What you have to do: Answer with a single number: how many lines in the listing below include "unseren"?

Dataset records:
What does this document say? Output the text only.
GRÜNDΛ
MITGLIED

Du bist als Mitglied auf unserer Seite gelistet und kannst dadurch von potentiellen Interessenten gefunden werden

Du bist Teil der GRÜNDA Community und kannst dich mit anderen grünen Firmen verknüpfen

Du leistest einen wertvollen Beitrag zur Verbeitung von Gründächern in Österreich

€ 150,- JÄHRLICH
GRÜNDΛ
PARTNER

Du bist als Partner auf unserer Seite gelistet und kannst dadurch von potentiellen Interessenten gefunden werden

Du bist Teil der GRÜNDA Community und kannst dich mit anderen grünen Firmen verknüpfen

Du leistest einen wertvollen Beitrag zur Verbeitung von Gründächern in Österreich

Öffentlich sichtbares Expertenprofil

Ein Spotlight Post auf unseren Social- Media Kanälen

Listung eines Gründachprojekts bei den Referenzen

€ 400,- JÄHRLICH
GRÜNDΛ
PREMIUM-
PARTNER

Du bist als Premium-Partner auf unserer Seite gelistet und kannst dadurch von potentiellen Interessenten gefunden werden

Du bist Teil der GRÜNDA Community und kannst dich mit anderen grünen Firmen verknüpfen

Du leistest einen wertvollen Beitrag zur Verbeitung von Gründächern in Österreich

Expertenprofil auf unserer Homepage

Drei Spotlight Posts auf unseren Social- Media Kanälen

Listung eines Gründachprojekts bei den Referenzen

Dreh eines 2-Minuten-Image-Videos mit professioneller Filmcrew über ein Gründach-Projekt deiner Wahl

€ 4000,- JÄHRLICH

The answer: 2